> GOAL:
Search the material and gather each line with "personales" in it.

** Start of DATASET EXTRACT **

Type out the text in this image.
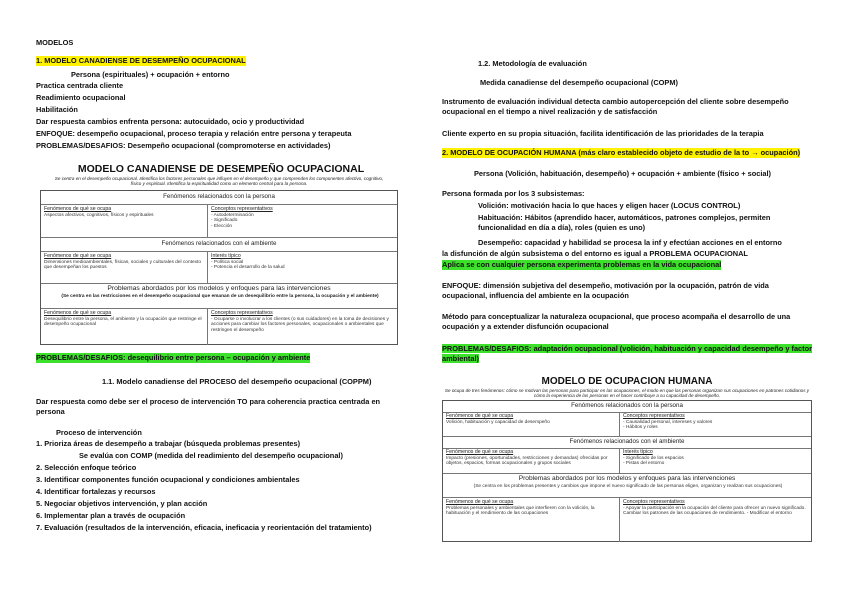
MODELOS
1. MODELO CANADIENSE DE DESEMPEÑO OCUPACIONAL
Persona (espirituales) + ocupación + entorno
Practica centrada cliente
Readimiento ocupacional
Habilitación
Dar respuesta cambios enfrenta persona: autocuidado, ocio y productividad
ENFOQUE: desempeño ocupacional, proceso terapia y relación entre persona y terapeuta
PROBLEMAS/DESAFIOS: Desempeño ocupacional (compromoterse en actividades)
MODELO CANADIENSE DE DESEMPEÑO OCUPACIONAL
Se centra en el desempeño ocupacional. Identifica los factores personales que influyen en el desempeño y que comprenden los componentes afectivo, cognitivo, físico y espiritual. Identifica la espiritualidad como un elemento central para la persona.
Fenómenos relacionados con la persona
Fenómenos de qué se ocupa
Aspectos afectivos, cognitivos, físicos y espirituales
Conceptos representativos
- Autodeterminación
- Significado
- Elección
Fenómenos relacionados con el ambiente
Fenómenos de qué se ocupa
Dimensiones medioambientales, físicas, sociales y culturales del contexto que desempeñan los puestos
Interés típico
- Política social
- Potencia el desarrollo de la salud
Problemas abordados por los modelos y enfoques para las intervenciones
(Se centra en las restricciones en el desempeño ocupacional que emanan de un desequilibrio entre la persona, la ocupación y el ambiente)
Fenómenos de qué se ocupa
Desequilibrio entre la persona, el ambiente y la ocupación que restringe el desempeño ocupacional
Conceptos representativos
- Ocuparse o involucrar a los clientes (o sus cuidadores) en la toma de decisiones y acciones para cambiar los factores personales, ocupacionales o ambientales que restringen el desempeño
PROBLEMAS/DESAFIOS: desequilibrio entre persona – ocupación y ambiente
1.1. Modelo canadiense del PROCESO del desempeño ocupacional (COPPM)
Dar respuesta como debe ser el proceso de intervención TO para coherencia practica centrada en persona
Proceso de intervención
1. Prioriza áreas de desempeño a trabajar (búsqueda problemas presentes)
Se evalúa con COMP (medida del readimiento del desempeño ocupacional)
2. Selección enfoque teórico
3. Identificar componentes función ocupacional y condiciones ambientales
4. Identificar fortalezas y recursos
5. Negociar objetivos intervención, y plan acción
6. Implementar plan a través de ocupación
7. Evaluación (resultados de la intervención, eficacia, ineficacia y reorientación del tratamiento)
1.2. Metodología de evaluación
Medida canadiense del desempeño ocupacional (COPM)
Instrumento de evaluación individual detecta cambio autopercepción del cliente sobre desempeño ocupacional en el tiempo a nivel realización y de satisfacción
Cliente experto en su propia situación, facilita identificación de las prioridades de la terapia
2. MODELO DE OCUPACIÓN HUMANA (más claro establecido objeto de estudio de la to → ocupación)
Persona (Volición, habituación, desempeño) + ocupación + ambiente (físico + social)
Persona formada por los 3 subsistemas:
Volición: motivación hacia lo que haces y eligen hacer (LOCUS CONTROL)
Habituación: Hábitos (aprendido hacer, automáticos, patrones complejos, permiten funcionalidad en día a día), roles (quien es uno)
Desempeño: capacidad y habilidad se procesa la inf y efectúan acciones en el entorno
la disfunción de algún subsistema o del entorno es igual a PROBLEMA OCUPACIONAL
Aplica se con cualquier persona experimenta problemas en la vida ocupacional
ENFOQUE: dimensión subjetiva del desempeño, motivación por la ocupación, patrón de vida ocupacional, influencia del ambiente en la ocupación
Método para conceptualizar la naturaleza ocupacional, que proceso acompaña el desarrollo de una ocupación y a extender disfunción ocupacional
PROBLEMAS/DESAFIOS: adaptación ocupacional (volición, habituación y capacidad desempeño y factor ambiental)
MODELO DE OCUPACION HUMANA
Se ocupa de tres fenómenos: cómo se motivan las personas para participar en las ocupaciones, el modo en que las personas organizan sus ocupaciones en patrones cotidianos y cómo la experiencia de las personas en el hacer contribuye a su capacidad de desempeño.
Fenómenos relacionados con la persona
Fenómenos de qué se ocupa
Volición, habituación y capacidad de desempeño
Conceptos representativos
- Causalidad personal, intereses y valores
- Hábitos y roles
Fenómenos relacionados con el ambiente
Fenómenos de qué se ocupa
Impacto (presiones, oportunidades, restricciones y demandas) ofrecidas por objetos, espacios, formas ocupacionales y grupos sociales
Interés típico
- Significado de los espacios
- Pistas del entorno
Problemas abordados por los modelos y enfoques para las intervenciones
(Se centra en los problemas presentes y cambios que impone el nuevo significado de las personas eligen, organizan y realizan sus ocupaciones)
Fenómenos de qué se ocupa
Problemas personales y ambientales que interfieren con la volición, la habituación y el rendimiento de las ocupaciones
Conceptos representativos
- Apoyar la participación en la ocupación del cliente para ofrecer un nuevo significado. Cambiar los patrones de las ocupaciones de rendimiento. - Modificar el entorno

** End of DATASET EXTRACT **

> COMPLETE RESPONSE:
Se centra en el desempeño ocupacional. Identifica los factores personales que influyen en el desempeño y que comprenden los componentes afectivo, cognitivo, físico y espiritual. Identifica la espiritualidad como un elemento central para la persona.
- Ocuparse o involucrar a los clientes (o sus cuidadores) en la toma de decisiones y acciones para cambiar los factores personales, ocupacionales o ambientales que restringen el desempeño
Problemas personales y ambientales que interfieren con la volición, la habituación y el rendimiento de las ocupaciones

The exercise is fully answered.